**Exercise task**
Write out each line exactly as it stands, please.

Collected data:
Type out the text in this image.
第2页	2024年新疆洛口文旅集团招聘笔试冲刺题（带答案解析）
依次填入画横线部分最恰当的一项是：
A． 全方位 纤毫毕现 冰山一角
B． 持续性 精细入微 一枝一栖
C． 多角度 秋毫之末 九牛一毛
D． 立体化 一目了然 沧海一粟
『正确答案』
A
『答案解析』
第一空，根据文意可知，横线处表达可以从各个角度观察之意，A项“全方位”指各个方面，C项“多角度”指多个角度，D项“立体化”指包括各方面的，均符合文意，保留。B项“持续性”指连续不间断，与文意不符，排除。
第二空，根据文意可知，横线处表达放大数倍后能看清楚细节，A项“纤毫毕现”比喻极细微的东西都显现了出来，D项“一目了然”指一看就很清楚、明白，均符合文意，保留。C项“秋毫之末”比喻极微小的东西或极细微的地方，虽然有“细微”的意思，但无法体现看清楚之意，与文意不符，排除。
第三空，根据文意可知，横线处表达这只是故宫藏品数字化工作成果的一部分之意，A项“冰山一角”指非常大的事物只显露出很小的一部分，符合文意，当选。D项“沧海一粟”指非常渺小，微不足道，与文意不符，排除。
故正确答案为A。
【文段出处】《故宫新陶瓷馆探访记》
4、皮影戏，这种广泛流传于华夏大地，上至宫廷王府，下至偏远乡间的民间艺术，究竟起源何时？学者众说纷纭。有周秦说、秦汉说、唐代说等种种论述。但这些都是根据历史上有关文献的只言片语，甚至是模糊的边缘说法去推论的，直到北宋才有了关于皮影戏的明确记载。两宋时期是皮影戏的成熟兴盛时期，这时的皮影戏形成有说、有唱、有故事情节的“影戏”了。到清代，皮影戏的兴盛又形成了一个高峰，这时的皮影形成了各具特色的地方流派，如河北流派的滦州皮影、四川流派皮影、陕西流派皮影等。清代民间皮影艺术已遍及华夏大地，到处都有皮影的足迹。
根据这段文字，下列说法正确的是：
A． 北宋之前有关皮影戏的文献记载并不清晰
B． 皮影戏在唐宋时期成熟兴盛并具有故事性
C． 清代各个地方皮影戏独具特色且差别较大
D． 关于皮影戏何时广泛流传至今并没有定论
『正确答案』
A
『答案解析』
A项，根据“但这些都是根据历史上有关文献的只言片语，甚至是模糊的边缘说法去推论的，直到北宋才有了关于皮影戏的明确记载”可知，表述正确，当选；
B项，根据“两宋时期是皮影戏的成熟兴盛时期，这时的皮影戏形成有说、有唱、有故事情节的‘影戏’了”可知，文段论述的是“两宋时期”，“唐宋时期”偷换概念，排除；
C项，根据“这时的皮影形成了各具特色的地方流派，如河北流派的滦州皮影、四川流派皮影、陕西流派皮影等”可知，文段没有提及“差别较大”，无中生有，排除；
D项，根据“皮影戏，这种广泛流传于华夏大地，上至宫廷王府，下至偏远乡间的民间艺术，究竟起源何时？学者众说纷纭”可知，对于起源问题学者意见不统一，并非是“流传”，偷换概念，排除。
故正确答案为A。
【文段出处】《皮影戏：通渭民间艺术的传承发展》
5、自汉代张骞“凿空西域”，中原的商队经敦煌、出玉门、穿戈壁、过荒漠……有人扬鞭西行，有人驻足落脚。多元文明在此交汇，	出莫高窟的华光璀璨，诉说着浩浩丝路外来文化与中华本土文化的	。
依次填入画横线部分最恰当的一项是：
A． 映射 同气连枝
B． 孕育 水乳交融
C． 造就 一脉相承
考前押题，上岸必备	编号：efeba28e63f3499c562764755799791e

**Full solution**
Type out the text in this image.
第2页	2024年新疆洛口文旅集团招聘笔试冲刺题（带答案解析）
依次填入画横线部分最恰当的一项是：
A． 全方位 纤毫毕现 冰山一角
B． 持续性 精细入微 一枝一栖
C． 多角度 秋毫之末 九牛一毛
D． 立体化 一目了然 沧海一粟
『正确答案』
A
『答案解析』
第一空，根据文意可知，横线处表达可以从各个角度观察之意，A项“全方位”指各个方面，C项“多角度”指多个角度，D项“立体化”指包括各方面的，均符合文意，保留。B项“持续性”指连续不间断，与文意不符，排除。
第二空，根据文意可知，横线处表达放大数倍后能看清楚细节，A项“纤毫毕现”比喻极细微的东西都显现了出来，D项“一目了然”指一看就很清楚、明白，均符合文意，保留。C项“秋毫之末”比喻极微小的东西或极细微的地方，虽然有“细微”的意思，但无法体现看清楚之意，与文意不符，排除。
第三空，根据文意可知，横线处表达这只是故宫藏品数字化工作成果的一部分之意，A项“冰山一角”指非常大的事物只显露出很小的一部分，符合文意，当选。D项“沧海一粟”指非常渺小，微不足道，与文意不符，排除。
故正确答案为A。
【文段出处】《故宫新陶瓷馆探访记》
4、皮影戏，这种广泛流传于华夏大地，上至宫廷王府，下至偏远乡间的民间艺术，究竟起源何时？学者众说纷纭。有周秦说、秦汉说、唐代说等种种论述。但这些都是根据历史上有关文献的只言片语，甚至是模糊的边缘说法去推论的，直到北宋才有了关于皮影戏的明确记载。两宋时期是皮影戏的成熟兴盛时期，这时的皮影戏形成有说、有唱、有故事情节的“影戏”了。到清代，皮影戏的兴盛又形成了一个高峰，这时的皮影形成了各具特色的地方流派，如河北流派的滦州皮影、四川流派皮影、陕西流派皮影等。清代民间皮影艺术已遍及华夏大地，到处都有皮影的足迹。
根据这段文字，下列说法正确的是：
A． 北宋之前有关皮影戏的文献记载并不清晰
B． 皮影戏在唐宋时期成熟兴盛并具有故事性
C． 清代各个地方皮影戏独具特色且差别较大
D． 关于皮影戏何时广泛流传至今并没有定论
『正确答案』
A
『答案解析』
A项，根据“但这些都是根据历史上有关文献的只言片语，甚至是模糊的边缘说法去推论的，直到北宋才有了关于皮影戏的明确记载”可知，表述正确，当选；
B项，根据“两宋时期是皮影戏的成熟兴盛时期，这时的皮影戏形成有说、有唱、有故事情节的‘影戏’了”可知，文段论述的是“两宋时期”，“唐宋时期”偷换概念，排除；
C项，根据“这时的皮影形成了各具特色的地方流派，如河北流派的滦州皮影、四川流派皮影、陕西流派皮影等”可知，文段没有提及“差别较大”，无中生有，排除；
D项，根据“皮影戏，这种广泛流传于华夏大地，上至宫廷王府，下至偏远乡间的民间艺术，究竟起源何时？学者众说纷纭”可知，对于起源问题学者意见不统一，并非是“流传”，偷换概念，排除。
故正确答案为A。
【文段出处】《皮影戏：通渭民间艺术的传承发展》
5、自汉代张骞“凿空西域”，中原的商队经敦煌、出玉门、穿戈壁、过荒漠……有人扬鞭西行，有人驻足落脚。多元文明在此交汇，	出莫高窟的华光璀璨，诉说着浩浩丝路外来文化与中华本土文化的	。
依次填入画横线部分最恰当的一项是：
A． 映射 同气连枝
B． 孕育 水乳交融
C． 造就 一脉相承
考前押题，上岸必备	编号：efeba28e63f3499c562764755799791e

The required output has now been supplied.